## begin

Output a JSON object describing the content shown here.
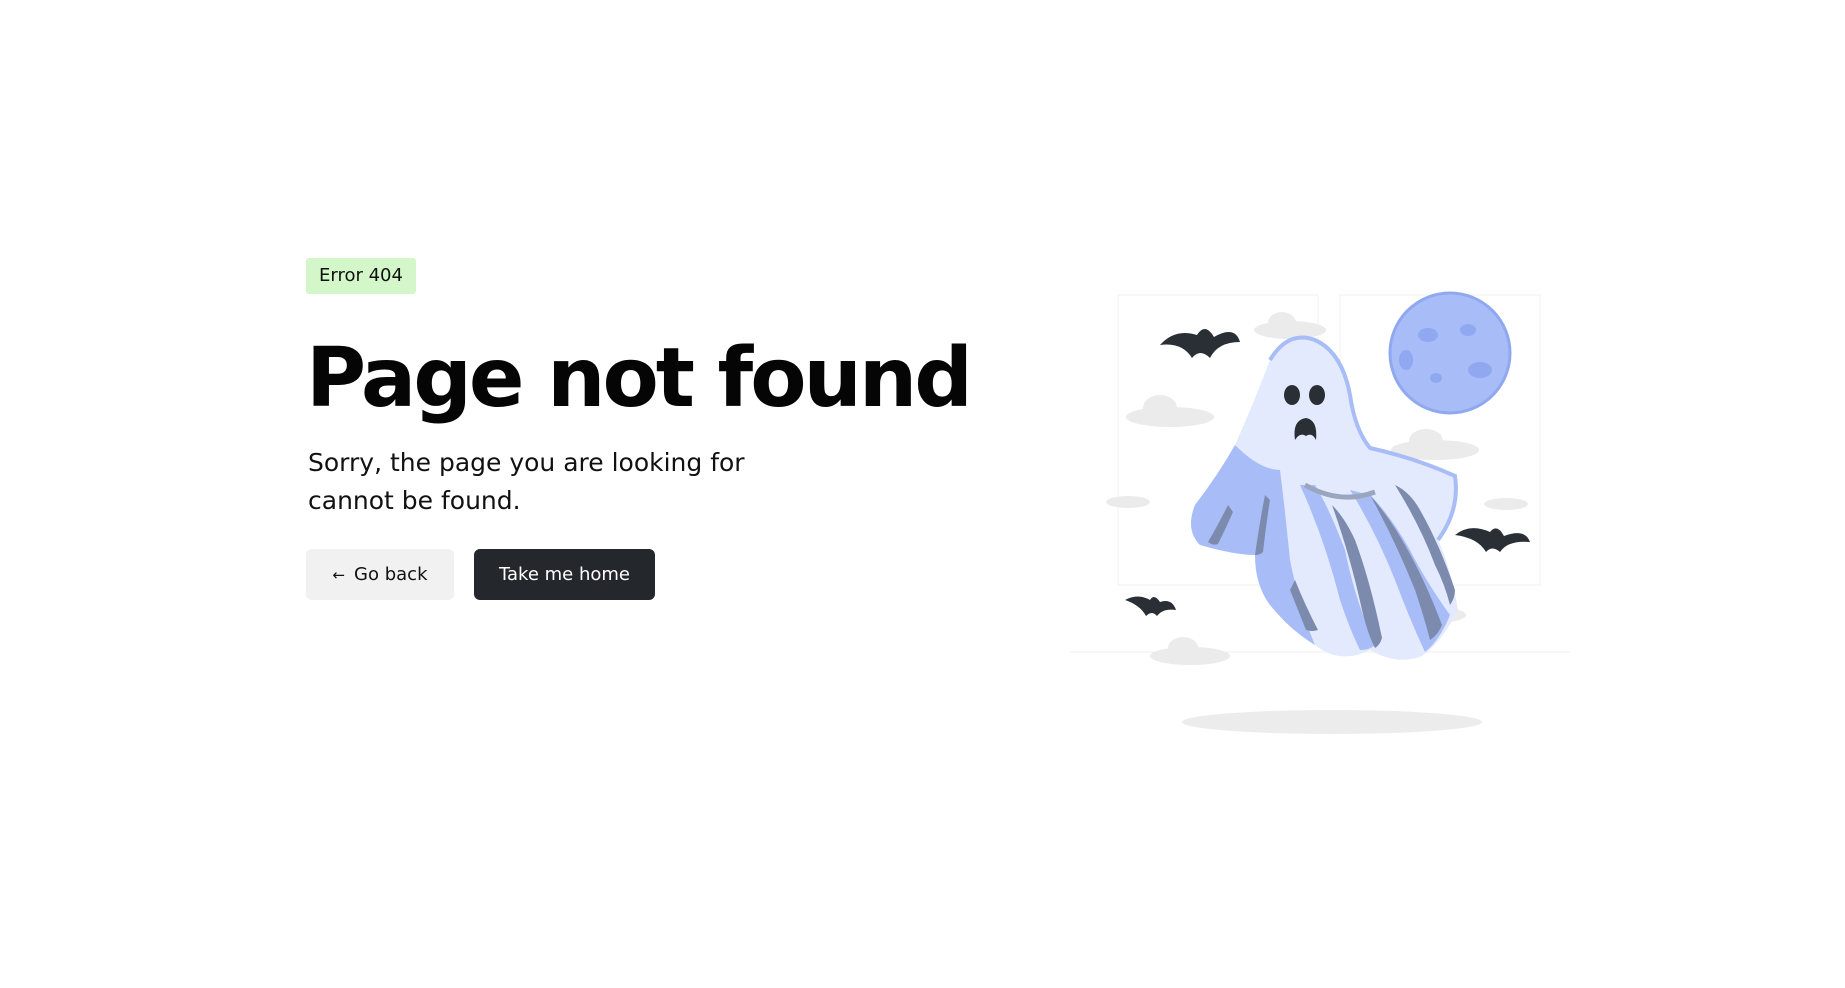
{
  "badge": {
    "text": "Error 404",
    "bg_color": "#d4f7c9"
  },
  "heading": {
    "title": "Page not found"
  },
  "message": {
    "text": "Sorry, the page you are looking for cannot be found."
  },
  "actions": {
    "back_icon": "arrow-left-icon",
    "back_label": "Go back",
    "home_label": "Take me home",
    "home_bg_color": "#24282c"
  },
  "illustration": {
    "subject": "ghost-illustration",
    "elements": [
      "ghost",
      "moon",
      "bats",
      "clouds"
    ],
    "accent_color": "#a8bdf7"
  }
}
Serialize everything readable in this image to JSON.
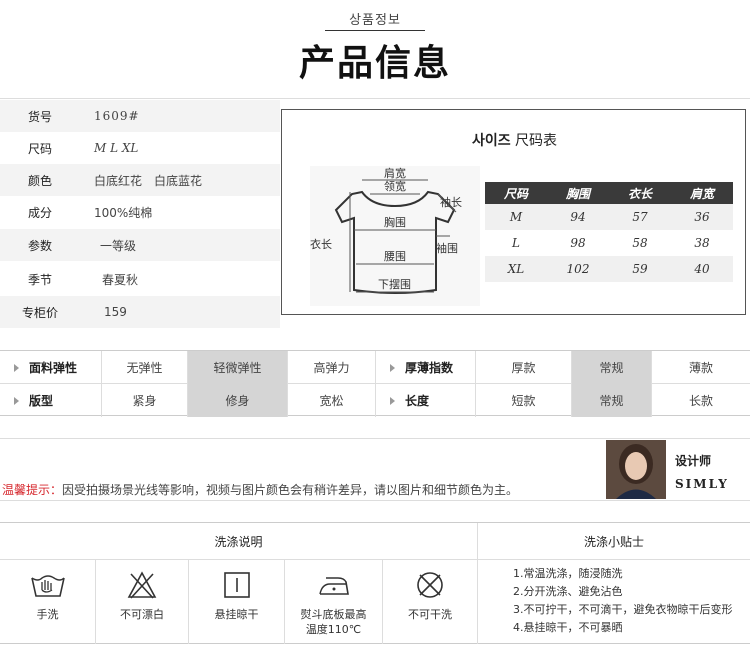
{
  "header": {
    "subtitle": "상품정보",
    "title": "产品信息"
  },
  "info": {
    "rows": [
      {
        "label": "货号",
        "value": "1609#"
      },
      {
        "label": "尺码",
        "value": "M L XL"
      },
      {
        "label": "颜色",
        "value": "白底红花　白底蓝花"
      },
      {
        "label": "成分",
        "value": "100%纯棉"
      },
      {
        "label": "参数",
        "value": "一等级"
      },
      {
        "label": "季节",
        "value": "春夏秋"
      },
      {
        "label": "专柜价",
        "value": "159"
      }
    ]
  },
  "size_chart": {
    "title_kr": "사이즈",
    "title_cn": "尺码表",
    "diagram_labels": {
      "shoulder": "肩宽",
      "collar": "领宽",
      "sleeve_length": "袖长",
      "chest": "胸围",
      "length": "衣长",
      "sleeve_width": "袖围",
      "waist": "腰围",
      "hem": "下摆围"
    },
    "headers": [
      "尺码",
      "胸围",
      "衣长",
      "肩宽"
    ],
    "rows": [
      [
        "M",
        "94",
        "57",
        "36"
      ],
      [
        "L",
        "98",
        "58",
        "38"
      ],
      [
        "XL",
        "102",
        "59",
        "40"
      ]
    ]
  },
  "attributes": {
    "elasticity_label": "面料弹性",
    "elasticity_options": [
      "无弹性",
      "轻微弹性",
      "高弹力"
    ],
    "elasticity_selected": "轻微弹性",
    "thickness_label": "厚薄指数",
    "thickness_options": [
      "厚款",
      "常规",
      "薄款"
    ],
    "thickness_selected": "常规",
    "fit_label": "版型",
    "fit_options": [
      "紧身",
      "修身",
      "宽松"
    ],
    "fit_selected": "修身",
    "length_label": "长度",
    "length_options": [
      "短款",
      "常规",
      "长款"
    ],
    "length_selected": "常规"
  },
  "tip": {
    "label": "温馨提示：",
    "text": "因受拍摄场景光线等影响，视频与图片颜色会有稍许差异，请以图片和细节颜色为主。"
  },
  "designer": {
    "title": "设计师",
    "name": "SIMLY"
  },
  "washing": {
    "header_left": "洗涤说明",
    "header_right": "洗涤小贴士",
    "items": [
      {
        "icon": "hand-wash-icon",
        "label": "手洗"
      },
      {
        "icon": "no-bleach-icon",
        "label": "不可漂白"
      },
      {
        "icon": "hang-dry-icon",
        "label": "悬挂晾干"
      },
      {
        "icon": "iron-icon",
        "label": "熨斗底板最高",
        "label2": "温度110℃"
      },
      {
        "icon": "no-dry-clean-icon",
        "label": "不可干洗"
      }
    ],
    "tips": [
      "1.常温洗涤，随浸随洗",
      "2.分开洗涤、避免沾色",
      "3.不可拧干，不可滴干，避免衣物晾干后变形",
      "4.悬挂晾干，不可暴晒"
    ]
  }
}
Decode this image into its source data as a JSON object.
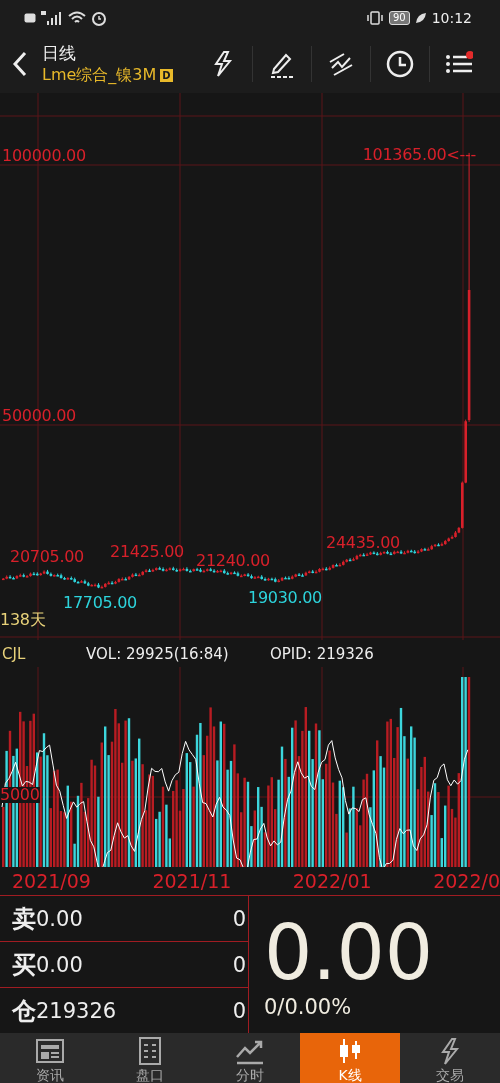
{
  "status_bar": {
    "battery": "90",
    "time": "10:12"
  },
  "header": {
    "title": "日线",
    "symbol": "Lme综合_镍3M",
    "badge": "D"
  },
  "price_chart": {
    "axis_labels": [
      "100000.00",
      "50000.00"
    ],
    "high_marker": "101365.00<---",
    "annotations": [
      {
        "text": "20705.00",
        "kind": "high"
      },
      {
        "text": "21425.00",
        "kind": "high"
      },
      {
        "text": "21240.00",
        "kind": "high"
      },
      {
        "text": "24435.00",
        "kind": "high"
      },
      {
        "text": "17705.00",
        "kind": "low"
      },
      {
        "text": "19030.00",
        "kind": "low"
      }
    ],
    "period": "138天"
  },
  "indicators": {
    "name": "CJL",
    "vol": "VOL: 29925(16:84)",
    "opid": "OPID: 219326"
  },
  "volume_chart": {
    "axis_label": "5000"
  },
  "dates": [
    "2021/09",
    "2021/11",
    "2022/01",
    "2022/0"
  ],
  "quote": {
    "rows": [
      {
        "label": "卖",
        "price": "0.00",
        "qty": "0"
      },
      {
        "label": "买",
        "price": "0.00",
        "qty": "0"
      },
      {
        "label": "仓",
        "price": "219326",
        "qty": "0"
      }
    ],
    "last": "0.00",
    "change": "0/0.00%"
  },
  "tabs": [
    {
      "label": "资讯",
      "selected": false
    },
    {
      "label": "盘口",
      "selected": false
    },
    {
      "label": "分时",
      "selected": false
    },
    {
      "label": "K线",
      "selected": true
    },
    {
      "label": "交易",
      "selected": false
    }
  ]
}
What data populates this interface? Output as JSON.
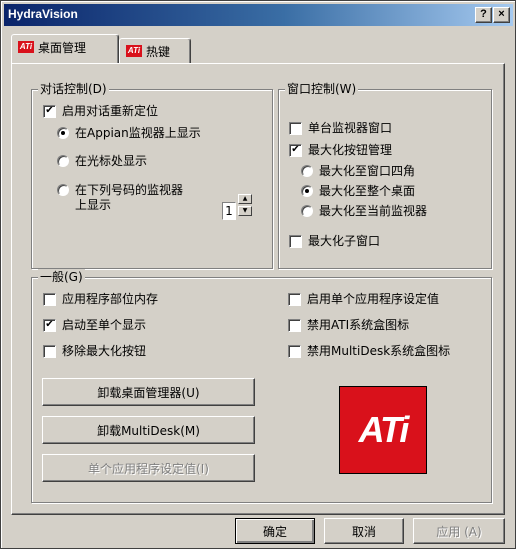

## end

DO THIS:
Each line in the listing above that contains "image" should be copied.

EXERCISE RESPONSE:
Serialize everything readable in this image to JSON.
Decode this image into its source data as a JSON object.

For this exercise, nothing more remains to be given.